(Required work):
Identify all lines in the data containing the string "reschedule". Copy them out.

++++ Data for the task

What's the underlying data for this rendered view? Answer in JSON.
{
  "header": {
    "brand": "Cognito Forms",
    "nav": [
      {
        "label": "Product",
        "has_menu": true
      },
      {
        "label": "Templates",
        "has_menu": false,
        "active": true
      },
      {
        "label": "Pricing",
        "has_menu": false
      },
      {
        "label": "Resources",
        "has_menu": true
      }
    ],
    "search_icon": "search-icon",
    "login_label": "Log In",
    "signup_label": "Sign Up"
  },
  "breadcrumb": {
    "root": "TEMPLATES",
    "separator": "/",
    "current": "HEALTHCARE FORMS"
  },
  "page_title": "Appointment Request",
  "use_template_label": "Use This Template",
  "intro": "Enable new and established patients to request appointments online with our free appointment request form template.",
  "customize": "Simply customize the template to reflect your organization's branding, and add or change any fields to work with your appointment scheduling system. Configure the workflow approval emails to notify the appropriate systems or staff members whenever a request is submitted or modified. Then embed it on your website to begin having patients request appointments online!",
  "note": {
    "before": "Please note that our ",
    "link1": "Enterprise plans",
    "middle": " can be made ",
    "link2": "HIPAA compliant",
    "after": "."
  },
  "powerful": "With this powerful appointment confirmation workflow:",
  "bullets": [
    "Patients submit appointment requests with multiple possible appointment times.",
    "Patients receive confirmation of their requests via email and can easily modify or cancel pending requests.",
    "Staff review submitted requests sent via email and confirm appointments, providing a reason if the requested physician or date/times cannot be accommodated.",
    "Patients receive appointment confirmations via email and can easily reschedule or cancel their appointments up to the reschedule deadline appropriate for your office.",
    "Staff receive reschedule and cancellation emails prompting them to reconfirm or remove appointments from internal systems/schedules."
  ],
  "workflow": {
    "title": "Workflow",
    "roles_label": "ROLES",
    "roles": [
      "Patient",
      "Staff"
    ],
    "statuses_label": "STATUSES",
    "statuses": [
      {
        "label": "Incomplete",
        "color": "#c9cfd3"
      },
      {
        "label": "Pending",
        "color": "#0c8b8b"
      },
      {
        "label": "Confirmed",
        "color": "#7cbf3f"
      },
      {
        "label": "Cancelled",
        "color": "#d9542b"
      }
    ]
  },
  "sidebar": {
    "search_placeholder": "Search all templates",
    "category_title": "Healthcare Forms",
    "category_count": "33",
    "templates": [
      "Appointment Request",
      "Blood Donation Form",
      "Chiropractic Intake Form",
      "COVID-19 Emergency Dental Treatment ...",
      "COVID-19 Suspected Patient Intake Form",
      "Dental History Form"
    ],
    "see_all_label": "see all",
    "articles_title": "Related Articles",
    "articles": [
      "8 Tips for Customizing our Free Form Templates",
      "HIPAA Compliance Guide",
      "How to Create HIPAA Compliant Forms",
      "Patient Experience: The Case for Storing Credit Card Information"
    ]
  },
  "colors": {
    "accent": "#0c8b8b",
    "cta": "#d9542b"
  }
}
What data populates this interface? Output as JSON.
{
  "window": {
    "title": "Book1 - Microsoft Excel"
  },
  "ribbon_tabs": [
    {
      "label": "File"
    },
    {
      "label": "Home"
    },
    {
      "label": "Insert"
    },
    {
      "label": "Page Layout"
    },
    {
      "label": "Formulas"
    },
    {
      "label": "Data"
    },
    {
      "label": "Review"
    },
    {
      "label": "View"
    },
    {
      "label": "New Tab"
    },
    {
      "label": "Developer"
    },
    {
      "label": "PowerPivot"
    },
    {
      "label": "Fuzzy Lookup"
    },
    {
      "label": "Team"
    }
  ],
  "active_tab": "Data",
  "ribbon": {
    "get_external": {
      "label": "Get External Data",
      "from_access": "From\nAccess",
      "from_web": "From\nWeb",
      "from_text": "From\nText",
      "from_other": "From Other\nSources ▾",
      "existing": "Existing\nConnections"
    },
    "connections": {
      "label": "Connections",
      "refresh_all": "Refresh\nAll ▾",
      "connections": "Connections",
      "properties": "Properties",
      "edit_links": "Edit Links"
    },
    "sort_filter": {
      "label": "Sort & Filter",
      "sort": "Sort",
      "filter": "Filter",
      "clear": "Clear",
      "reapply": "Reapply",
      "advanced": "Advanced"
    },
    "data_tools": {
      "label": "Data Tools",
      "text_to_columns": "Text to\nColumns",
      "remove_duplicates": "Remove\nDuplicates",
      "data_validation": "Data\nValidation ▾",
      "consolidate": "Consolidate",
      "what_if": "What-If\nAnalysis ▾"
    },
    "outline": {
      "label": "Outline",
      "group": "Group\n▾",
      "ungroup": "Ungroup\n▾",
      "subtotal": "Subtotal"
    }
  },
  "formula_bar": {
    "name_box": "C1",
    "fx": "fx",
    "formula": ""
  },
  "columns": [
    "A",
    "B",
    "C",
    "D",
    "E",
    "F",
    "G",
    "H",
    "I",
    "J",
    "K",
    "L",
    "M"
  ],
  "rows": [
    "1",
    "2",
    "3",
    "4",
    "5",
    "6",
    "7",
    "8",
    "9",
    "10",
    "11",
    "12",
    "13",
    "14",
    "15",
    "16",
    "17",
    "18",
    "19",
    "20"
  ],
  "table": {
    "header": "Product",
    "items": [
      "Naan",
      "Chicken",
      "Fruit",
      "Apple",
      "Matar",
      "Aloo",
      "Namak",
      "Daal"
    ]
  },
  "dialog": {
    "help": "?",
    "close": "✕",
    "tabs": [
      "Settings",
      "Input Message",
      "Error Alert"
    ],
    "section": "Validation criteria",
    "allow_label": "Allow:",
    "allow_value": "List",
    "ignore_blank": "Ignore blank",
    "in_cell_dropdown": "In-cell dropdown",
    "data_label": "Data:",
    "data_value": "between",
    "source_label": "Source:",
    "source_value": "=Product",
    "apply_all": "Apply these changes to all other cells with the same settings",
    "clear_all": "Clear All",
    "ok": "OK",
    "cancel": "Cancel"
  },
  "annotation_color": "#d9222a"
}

++++++++

(Task output):
    "Patients receive appointment confirmations via email and can easily reschedule or cancel their appointments up to the reschedule deadline appropriate for your office.",
    "Staff receive reschedule and cancellation emails prompting them to reconfirm or remove appointments from internal systems/schedules."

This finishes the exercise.